■ **Records shown**:
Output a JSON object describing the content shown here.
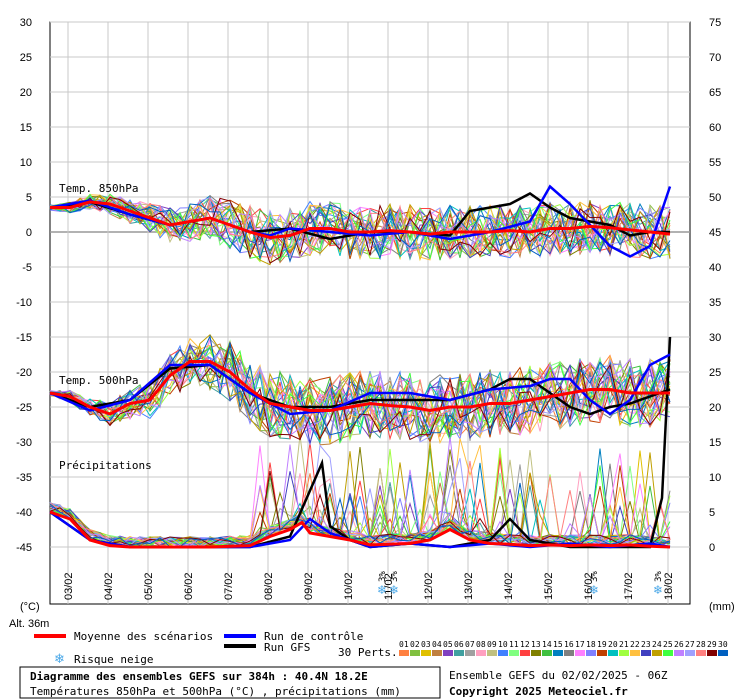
{
  "chart_data": {
    "type": "line",
    "title": "Diagramme des ensembles GEFS sur 384h : 40.4N 18.2E",
    "subtitle": "Températures 850hPa et 500hPa (°C) , précipitations (mm)",
    "run_label": "Ensemble GEFS du 02/02/2025 - 06Z",
    "copyright": "Copyright 2025 Meteociel.fr",
    "left_axis": {
      "unit": "(°C)",
      "ylim": [
        -45,
        30
      ],
      "ticks": [
        30,
        25,
        20,
        15,
        10,
        5,
        0,
        -5,
        -10,
        -15,
        -20,
        -25,
        -30,
        -35,
        -40,
        -45
      ]
    },
    "right_axis": {
      "unit": "(mm)",
      "ylim": [
        0,
        75
      ],
      "ticks": [
        75,
        70,
        65,
        60,
        55,
        50,
        45,
        40,
        35,
        30,
        25,
        20,
        15,
        10,
        5,
        0
      ]
    },
    "x_dates": [
      "03/02",
      "04/02",
      "05/02",
      "06/02",
      "07/02",
      "08/02",
      "09/02",
      "10/02",
      "11/02",
      "12/02",
      "13/02",
      "14/02",
      "15/02",
      "16/02",
      "17/02",
      "18/02"
    ],
    "altitude": "Alt. 36m",
    "panel_labels": {
      "t850": "Temp. 850hPa",
      "t500": "Temp. 500hPa",
      "precip": "Précipitations"
    },
    "snow_risk": [
      {
        "day": 8.0,
        "label": "3%"
      },
      {
        "day": 8.3,
        "label": "3%"
      },
      {
        "day": 13.3,
        "label": "3%"
      },
      {
        "day": 14.9,
        "label": "3%"
      }
    ],
    "legend": {
      "mean": {
        "label": "Moyenne des scénarios",
        "color": "#ff0000"
      },
      "control": {
        "label": "Run de contrôle",
        "color": "#0000ff"
      },
      "gfs": {
        "label": "Run GFS",
        "color": "#000000"
      },
      "snow": {
        "label": "Risque neige",
        "color": "#4aa8e8"
      },
      "perts_label": "30 Perts.",
      "pert_numbers": [
        "01",
        "02",
        "03",
        "04",
        "05",
        "06",
        "07",
        "08",
        "09",
        "10",
        "11",
        "12",
        "13",
        "14",
        "15",
        "16",
        "17",
        "18",
        "19",
        "20",
        "21",
        "22",
        "23",
        "24",
        "25",
        "26",
        "27",
        "28",
        "29",
        "30"
      ],
      "pert_colors": [
        "#ff8040",
        "#80c040",
        "#e0c000",
        "#c08040",
        "#8040c0",
        "#40a0a0",
        "#a0a0a0",
        "#ffa0c0",
        "#c0c080",
        "#4080ff",
        "#80ff80",
        "#ff4040",
        "#808000",
        "#40c040",
        "#0080c0",
        "#808080",
        "#ff80ff",
        "#8080ff",
        "#c04000",
        "#00c0c0",
        "#a0ff40",
        "#ffc040",
        "#4040c0",
        "#c0a000",
        "#40ff40",
        "#c080ff",
        "#a0a0ff",
        "#ff8080",
        "#800000",
        "#0060c0"
      ]
    },
    "series": [
      {
        "name": "Moyenne des scénarios",
        "color": "#ff0000",
        "t850": [
          [
            0,
            3.5
          ],
          [
            0.5,
            3.5
          ],
          [
            1,
            4.3
          ],
          [
            1.5,
            4
          ],
          [
            2,
            3
          ],
          [
            2.5,
            2
          ],
          [
            3,
            1
          ],
          [
            3.5,
            1.5
          ],
          [
            4,
            2
          ],
          [
            4.5,
            1
          ],
          [
            5,
            0
          ],
          [
            5.5,
            -0.8
          ],
          [
            6,
            -0.5
          ],
          [
            6.5,
            0.5
          ],
          [
            7,
            0.5
          ],
          [
            7.5,
            0
          ],
          [
            8,
            0
          ],
          [
            8.5,
            0.2
          ],
          [
            9,
            0
          ],
          [
            9.5,
            -0.3
          ],
          [
            10,
            0
          ],
          [
            10.5,
            0
          ],
          [
            11,
            0
          ],
          [
            11.5,
            0.2
          ],
          [
            12,
            0
          ],
          [
            12.5,
            0.5
          ],
          [
            13,
            0.5
          ],
          [
            13.5,
            0.8
          ],
          [
            14,
            0.6
          ],
          [
            14.5,
            0.3
          ],
          [
            15,
            0
          ],
          [
            15.5,
            -0.3
          ]
        ],
        "t500": [
          [
            0,
            -23
          ],
          [
            0.5,
            -23.5
          ],
          [
            1,
            -25
          ],
          [
            1.5,
            -26
          ],
          [
            2,
            -24.5
          ],
          [
            2.5,
            -24
          ],
          [
            3,
            -20.5
          ],
          [
            3.5,
            -18.5
          ],
          [
            4,
            -18.5
          ],
          [
            4.5,
            -20
          ],
          [
            5,
            -22.5
          ],
          [
            5.5,
            -24.5
          ],
          [
            6,
            -25
          ],
          [
            6.5,
            -25.5
          ],
          [
            7,
            -25.5
          ],
          [
            7.5,
            -25
          ],
          [
            8,
            -24.5
          ],
          [
            8.5,
            -24.8
          ],
          [
            9,
            -25
          ],
          [
            9.5,
            -25.5
          ],
          [
            10,
            -25
          ],
          [
            10.5,
            -25
          ],
          [
            11,
            -24.5
          ],
          [
            11.5,
            -24.5
          ],
          [
            12,
            -24
          ],
          [
            12.5,
            -23.5
          ],
          [
            13,
            -23
          ],
          [
            13.5,
            -22.5
          ],
          [
            14,
            -22.5
          ],
          [
            14.5,
            -23
          ],
          [
            15,
            -23
          ],
          [
            15.5,
            -23
          ]
        ],
        "precip": [
          [
            0,
            5
          ],
          [
            0.5,
            4
          ],
          [
            1,
            1
          ],
          [
            1.5,
            0.2
          ],
          [
            2,
            0
          ],
          [
            3,
            0
          ],
          [
            4,
            0
          ],
          [
            5,
            0.2
          ],
          [
            5.5,
            1.5
          ],
          [
            6,
            2.5
          ],
          [
            6.3,
            3.5
          ],
          [
            6.5,
            2
          ],
          [
            7,
            1.5
          ],
          [
            7.5,
            1
          ],
          [
            8,
            0.3
          ],
          [
            9,
            0.5
          ],
          [
            9.5,
            1
          ],
          [
            10,
            2.5
          ],
          [
            10.5,
            1
          ],
          [
            11,
            0.5
          ],
          [
            11.5,
            0.4
          ],
          [
            12,
            0.2
          ],
          [
            12.5,
            0.3
          ],
          [
            13,
            0.2
          ],
          [
            13.5,
            0.3
          ],
          [
            14,
            0.2
          ],
          [
            14.5,
            0.3
          ],
          [
            15,
            0.1
          ],
          [
            15.5,
            0
          ]
        ]
      },
      {
        "name": "Run de contrôle",
        "color": "#0000ff",
        "t850": [
          [
            0,
            3.5
          ],
          [
            1,
            4.5
          ],
          [
            2,
            2.5
          ],
          [
            3,
            1
          ],
          [
            4,
            2
          ],
          [
            5,
            0
          ],
          [
            5.5,
            -0.5
          ],
          [
            6,
            0.5
          ],
          [
            7,
            0
          ],
          [
            8,
            -0.5
          ],
          [
            9,
            0
          ],
          [
            10,
            -1
          ],
          [
            11,
            0
          ],
          [
            12,
            1.5
          ],
          [
            12.5,
            6.5
          ],
          [
            13,
            4
          ],
          [
            13.5,
            1
          ],
          [
            14,
            -2
          ],
          [
            14.5,
            -3.5
          ],
          [
            15,
            -2
          ],
          [
            15.5,
            6.5
          ]
        ],
        "t500": [
          [
            0,
            -23
          ],
          [
            1,
            -25.5
          ],
          [
            2,
            -24
          ],
          [
            3,
            -19
          ],
          [
            4,
            -19
          ],
          [
            5,
            -23
          ],
          [
            6,
            -26
          ],
          [
            7,
            -25.5
          ],
          [
            8,
            -23
          ],
          [
            9,
            -23
          ],
          [
            10,
            -24
          ],
          [
            11,
            -22.5
          ],
          [
            12,
            -22
          ],
          [
            12.5,
            -21
          ],
          [
            13,
            -21
          ],
          [
            13.5,
            -24
          ],
          [
            14,
            -26
          ],
          [
            14.5,
            -24
          ],
          [
            15,
            -19
          ],
          [
            15.5,
            -17.5
          ]
        ],
        "precip": [
          [
            0,
            5
          ],
          [
            1,
            1
          ],
          [
            2,
            0
          ],
          [
            5,
            0
          ],
          [
            6,
            1
          ],
          [
            6.5,
            4
          ],
          [
            7,
            2
          ],
          [
            8,
            0
          ],
          [
            9,
            0.5
          ],
          [
            10,
            0
          ],
          [
            11,
            0.5
          ],
          [
            12,
            0
          ],
          [
            13,
            0.5
          ],
          [
            14,
            0
          ],
          [
            15,
            0.5
          ],
          [
            15.5,
            0
          ]
        ]
      },
      {
        "name": "Run GFS",
        "color": "#000000",
        "t850": [
          [
            0,
            3.5
          ],
          [
            1,
            4.3
          ],
          [
            2,
            2.5
          ],
          [
            3,
            1
          ],
          [
            4,
            2
          ],
          [
            5,
            0
          ],
          [
            6,
            0.5
          ],
          [
            7,
            -1
          ],
          [
            8,
            0
          ],
          [
            9,
            0
          ],
          [
            10,
            -0.5
          ],
          [
            10.5,
            3
          ],
          [
            11,
            3.5
          ],
          [
            11.5,
            4
          ],
          [
            12,
            5.5
          ],
          [
            12.5,
            3.5
          ],
          [
            13,
            2
          ],
          [
            14,
            1
          ],
          [
            14.5,
            -0.5
          ],
          [
            15,
            0
          ],
          [
            15.5,
            0
          ]
        ],
        "t500": [
          [
            0,
            -23
          ],
          [
            1,
            -25
          ],
          [
            2,
            -24
          ],
          [
            3,
            -19.5
          ],
          [
            4,
            -19
          ],
          [
            5,
            -23
          ],
          [
            6,
            -25
          ],
          [
            7,
            -25
          ],
          [
            8,
            -24
          ],
          [
            9,
            -24
          ],
          [
            10,
            -24
          ],
          [
            11,
            -22.5
          ],
          [
            11.5,
            -21
          ],
          [
            12,
            -21
          ],
          [
            12.5,
            -23
          ],
          [
            13,
            -25
          ],
          [
            13.5,
            -26
          ],
          [
            14,
            -25
          ],
          [
            14.5,
            -24.5
          ],
          [
            15,
            -23.5
          ],
          [
            15.5,
            -22.5
          ]
        ],
        "precip": [
          [
            0,
            5
          ],
          [
            1,
            1
          ],
          [
            2,
            0
          ],
          [
            5,
            0
          ],
          [
            6,
            1.5
          ],
          [
            6.8,
            12
          ],
          [
            7,
            3
          ],
          [
            7.5,
            1
          ],
          [
            8,
            0
          ],
          [
            9,
            0.5
          ],
          [
            10,
            0
          ],
          [
            11,
            1
          ],
          [
            11.5,
            4
          ],
          [
            12,
            1
          ],
          [
            12.5,
            0.5
          ],
          [
            13,
            0
          ],
          [
            14,
            0
          ],
          [
            15,
            0
          ],
          [
            15.3,
            7
          ],
          [
            15.5,
            30
          ]
        ]
      }
    ]
  }
}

■ **Set exercise**: Copy each line of the data that contains the word "GEFS".

■ **Full response**:
    "title": "Diagramme des ensembles GEFS sur 384h : 40.4N 18.2E",
    "run_label": "Ensemble GEFS du 02/02/2025 - 06Z",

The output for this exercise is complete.